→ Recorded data
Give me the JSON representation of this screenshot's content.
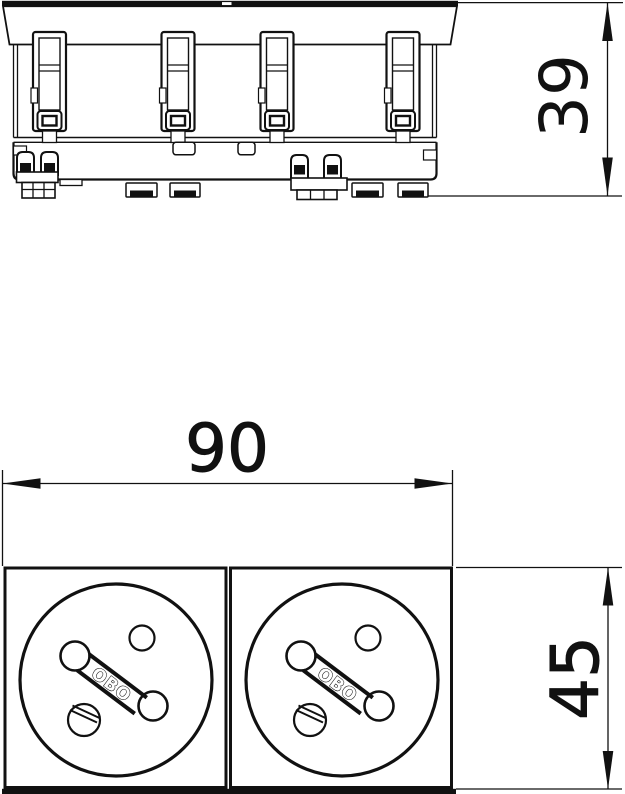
{
  "diagram": {
    "background_color": "#ffffff",
    "line_color": "#111111",
    "dimensions": {
      "side_view_height": "39",
      "front_view_width": "90",
      "front_view_height": "45"
    },
    "brand": {
      "logo_text": "OBO"
    }
  }
}
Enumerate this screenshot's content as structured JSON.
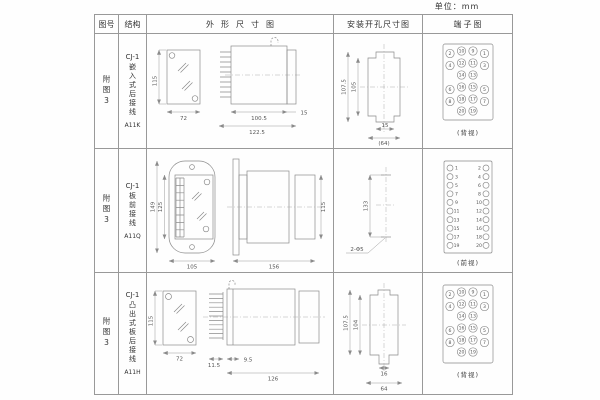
{
  "unit_label": "单位：mm",
  "header": {
    "figure": "图号",
    "structure": "结构",
    "outline": "外形尺寸图",
    "mounting": "安装开孔尺寸图",
    "terminal": "端子图"
  },
  "rows": [
    {
      "figure": "附图3",
      "model": "CJ-1",
      "structure": "嵌入式后接线",
      "code": "A11K",
      "outline": {
        "h": "115",
        "w": "72",
        "d1": "100.5",
        "d2": "122.5",
        "f": "15"
      },
      "mounting": {
        "v1": "107.5",
        "v2": "105",
        "h1": "15",
        "h2": "(64)"
      },
      "terminal": {
        "label": "(背视)",
        "r": 4.2,
        "items": [
          [
            "2",
            27,
            19.5
          ],
          [
            "10",
            38.5,
            17
          ],
          [
            "9",
            50,
            17
          ],
          [
            "1",
            61.5,
            19.5
          ],
          [
            "4",
            27,
            31.5
          ],
          [
            "12",
            38.5,
            29
          ],
          [
            "11",
            50,
            29
          ],
          [
            "3",
            61.5,
            31.5
          ],
          [
            "14",
            38.5,
            41
          ],
          [
            "13",
            50,
            41
          ],
          [
            "6",
            27,
            55.5
          ],
          [
            "16",
            38.5,
            53
          ],
          [
            "15",
            50,
            53
          ],
          [
            "5",
            61.5,
            55.5
          ],
          [
            "8",
            27,
            67.5
          ],
          [
            "18",
            38.5,
            65
          ],
          [
            "17",
            50,
            65
          ],
          [
            "7",
            61.5,
            67.5
          ],
          [
            "20",
            38.5,
            77
          ],
          [
            "19",
            50,
            77
          ]
        ]
      }
    },
    {
      "figure": "附图3",
      "model": "CJ-1",
      "structure": "板前接线",
      "code": "A11Q",
      "outline": {
        "h1": "149",
        "h2": "125",
        "w": "105",
        "d": "156",
        "rh": "115"
      },
      "mounting": {
        "v": "133",
        "holes": "2-Φ5"
      },
      "terminal": {
        "label": "(前视)",
        "r": 3,
        "items": [
          [
            "1",
            27,
            19,
            33.5
          ],
          [
            "2",
            63,
            19,
            56.5
          ],
          [
            "3",
            27,
            27.6,
            33.5
          ],
          [
            "4",
            63,
            27.6,
            56.5
          ],
          [
            "5",
            27,
            36.2,
            33.5
          ],
          [
            "6",
            63,
            36.2,
            56.5
          ],
          [
            "7",
            27,
            44.8,
            33.5
          ],
          [
            "8",
            63,
            44.8,
            56.5
          ],
          [
            "9",
            27,
            53.4,
            33.5
          ],
          [
            "10",
            63,
            53.4,
            56
          ],
          [
            "11",
            27,
            62,
            33.5
          ],
          [
            "12",
            63,
            62,
            56
          ],
          [
            "13",
            27,
            70.6,
            33.5
          ],
          [
            "14",
            63,
            70.6,
            56
          ],
          [
            "15",
            27,
            79.2,
            33.5
          ],
          [
            "16",
            63,
            79.2,
            56
          ],
          [
            "17",
            27,
            87.8,
            33.5
          ],
          [
            "18",
            63,
            87.8,
            56
          ],
          [
            "19",
            27,
            96.4,
            33.5
          ],
          [
            "20",
            63,
            96.4,
            56
          ]
        ]
      }
    },
    {
      "figure": "附图3",
      "model": "CJ-1",
      "structure": "凸出式板后接线",
      "code": "A11H",
      "outline": {
        "h": "115",
        "w": "72",
        "d1": "11.5",
        "d2": "9.5",
        "d3": "126"
      },
      "mounting": {
        "v1": "107.5",
        "v2": "104",
        "h1": "16",
        "h2": "64"
      },
      "terminal": {
        "label": "(背视)",
        "r": 4.2,
        "items": [
          [
            "2",
            27,
            21.5
          ],
          [
            "10",
            38.5,
            19
          ],
          [
            "9",
            50,
            19
          ],
          [
            "1",
            61.5,
            21.5
          ],
          [
            "4",
            27,
            33.5
          ],
          [
            "12",
            38.5,
            31
          ],
          [
            "11",
            50,
            31
          ],
          [
            "3",
            61.5,
            33.5
          ],
          [
            "14",
            38.5,
            43
          ],
          [
            "13",
            50,
            43
          ],
          [
            "6",
            27,
            57.5
          ],
          [
            "16",
            38.5,
            55
          ],
          [
            "15",
            50,
            55
          ],
          [
            "5",
            61.5,
            57.5
          ],
          [
            "8",
            27,
            69.5
          ],
          [
            "18",
            38.5,
            67
          ],
          [
            "17",
            50,
            67
          ],
          [
            "7",
            61.5,
            69.5
          ],
          [
            "20",
            38.5,
            79
          ],
          [
            "19",
            50,
            79
          ]
        ]
      }
    }
  ]
}
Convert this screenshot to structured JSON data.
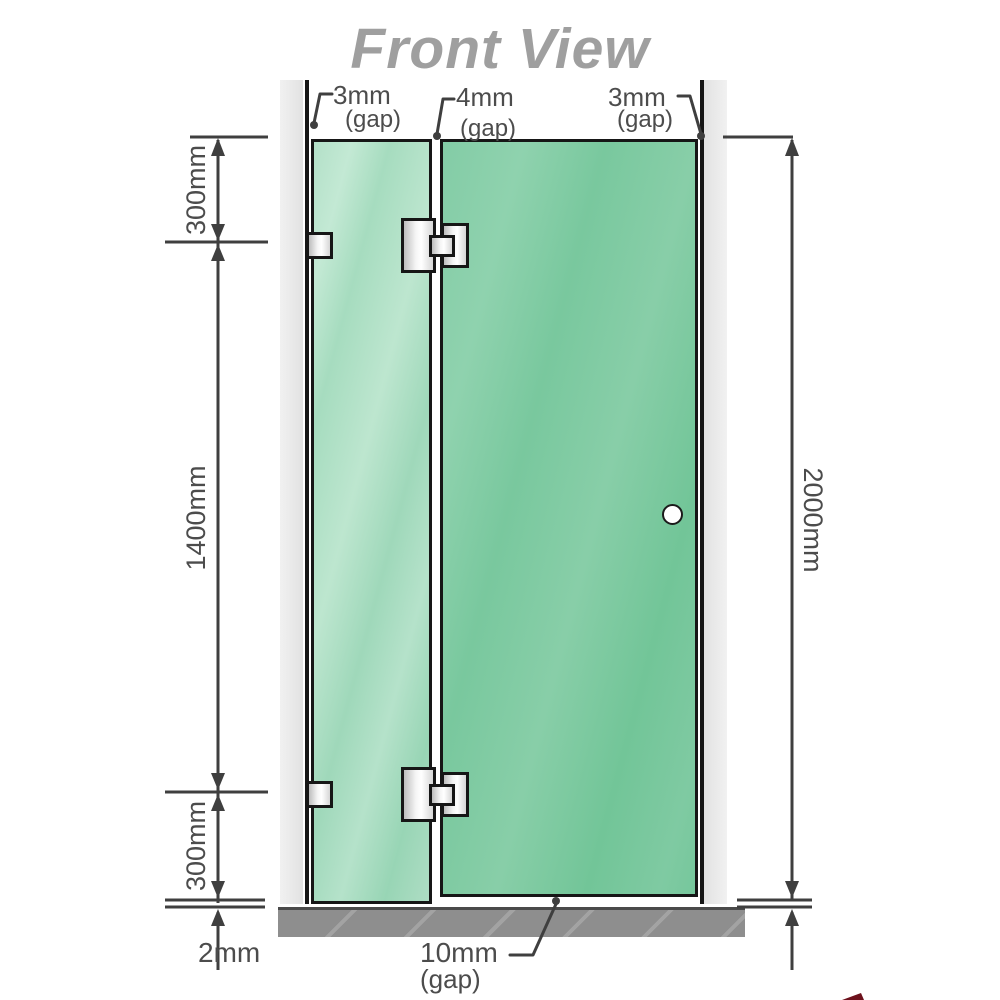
{
  "title": "Front View",
  "labels": {
    "gap_top_left": {
      "value": "3mm",
      "qualifier": "(gap)"
    },
    "gap_top_middle": {
      "value": "4mm",
      "qualifier": "(gap)"
    },
    "gap_top_right": {
      "value": "3mm",
      "qualifier": "(gap)"
    },
    "height_top": "300mm",
    "height_middle": "1400mm",
    "height_bottom": "300mm",
    "floor_clearance": "2mm",
    "total_height": "2000mm",
    "gap_bottom": {
      "value": "10mm",
      "qualifier": "(gap)"
    }
  },
  "colors": {
    "title_text": "#9f9f9f",
    "dimension_text": "#4c4c4c",
    "dimension_line": "#3f3f3f",
    "outline_black": "#161616",
    "glass_fixed_panel": "#a5dabe",
    "glass_door_panel": "#76c79c",
    "wall_profile_gray": "#e9e9e9",
    "hardware_metal": "#e8e8e8",
    "floor_gray": "#8e8e8e"
  }
}
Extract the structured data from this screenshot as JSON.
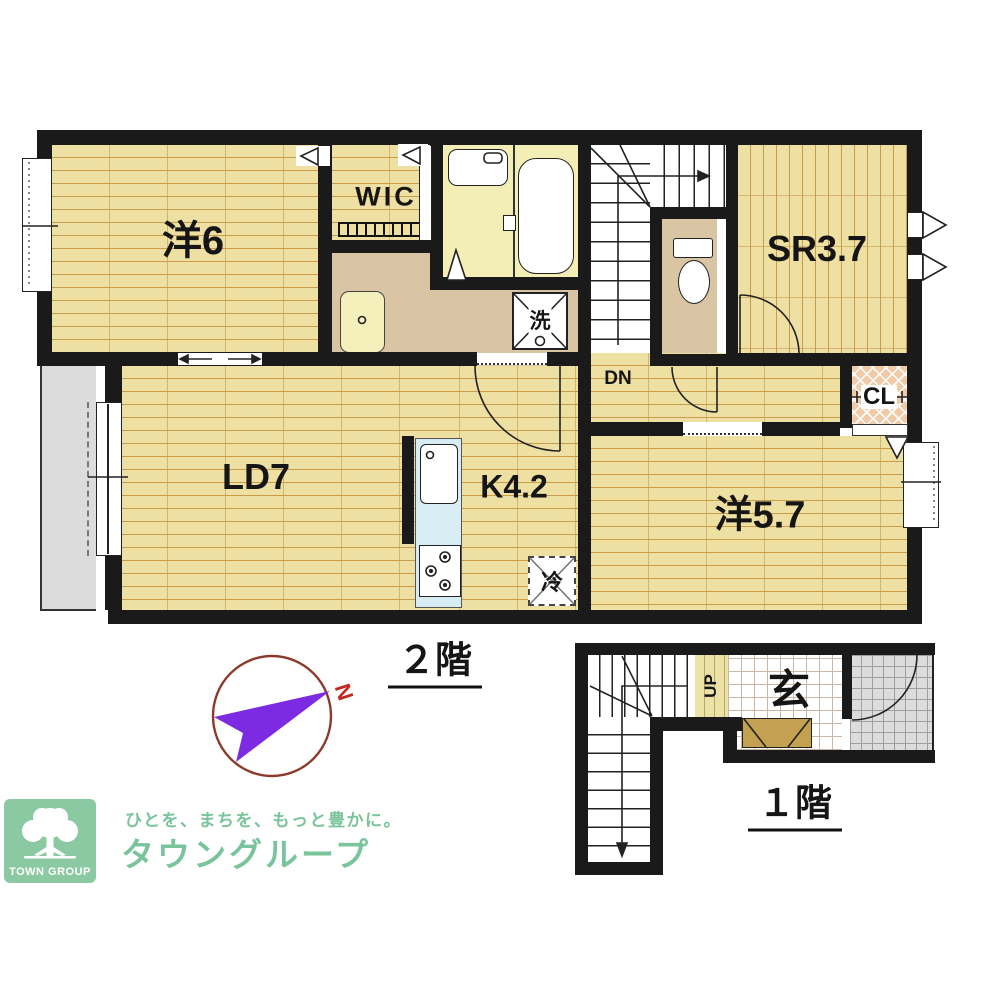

→ Set problem
Pick out the lines containing the string "structured".

→ Full output
Enumerate this screenshot's content as structured JSON.
Convert this screenshot to structured JSON data.
Extract the structured data from this screenshot as JSON.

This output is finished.